→ Structured figure records:
· · ·

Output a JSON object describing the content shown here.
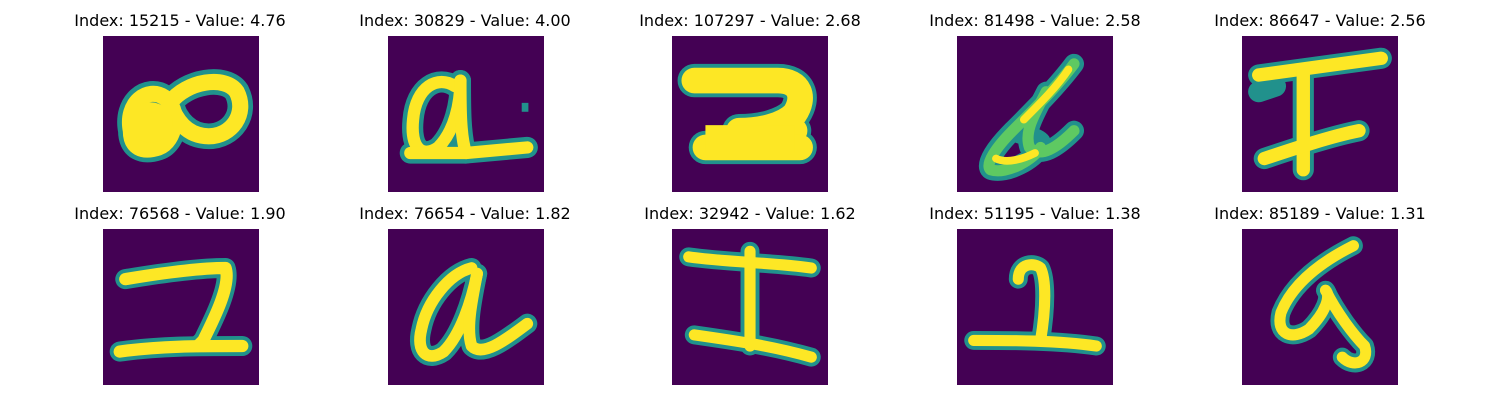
{
  "colors": {
    "background": "#440154",
    "stroke_mid": "#21918c",
    "stroke_core": "#fde725",
    "stroke_edge": "#5ec962"
  },
  "panels": [
    {
      "title": "Index: 15215 - Value: 4.76",
      "glyph": "eight-infinity"
    },
    {
      "title": "Index: 30829 - Value: 4.00",
      "glyph": "script-a-underline"
    },
    {
      "title": "Index: 107297 - Value: 2.68",
      "glyph": "bold-two"
    },
    {
      "title": "Index: 81498 - Value: 2.58",
      "glyph": "slanted-scribble"
    },
    {
      "title": "Index: 86647 - Value: 2.56",
      "glyph": "f-like"
    },
    {
      "title": "Index: 76568 - Value: 1.90",
      "glyph": "two"
    },
    {
      "title": "Index: 76654 - Value: 1.82",
      "glyph": "script-a"
    },
    {
      "title": "Index: 32942 - Value: 1.62",
      "glyph": "i-beam"
    },
    {
      "title": "Index: 51195 - Value: 1.38",
      "glyph": "small-two"
    },
    {
      "title": "Index: 85189 - Value: 1.31",
      "glyph": "six-loop"
    }
  ]
}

· · ·

→ Requirement:
Copy every entry exactly as written. Pictures are excluded.

→ Written answer:
Output a JSON object describing the content shown here.
{
  "colors": {
    "background": "#440154",
    "stroke_mid": "#21918c",
    "stroke_core": "#fde725",
    "stroke_edge": "#5ec962"
  },
  "panels": [
    {
      "title": "Index: 15215 - Value: 4.76",
      "glyph": "eight-infinity"
    },
    {
      "title": "Index: 30829 - Value: 4.00",
      "glyph": "script-a-underline"
    },
    {
      "title": "Index: 107297 - Value: 2.68",
      "glyph": "bold-two"
    },
    {
      "title": "Index: 81498 - Value: 2.58",
      "glyph": "slanted-scribble"
    },
    {
      "title": "Index: 86647 - Value: 2.56",
      "glyph": "f-like"
    },
    {
      "title": "Index: 76568 - Value: 1.90",
      "glyph": "two"
    },
    {
      "title": "Index: 76654 - Value: 1.82",
      "glyph": "script-a"
    },
    {
      "title": "Index: 32942 - Value: 1.62",
      "glyph": "i-beam"
    },
    {
      "title": "Index: 51195 - Value: 1.38",
      "glyph": "small-two"
    },
    {
      "title": "Index: 85189 - Value: 1.31",
      "glyph": "six-loop"
    }
  ]
}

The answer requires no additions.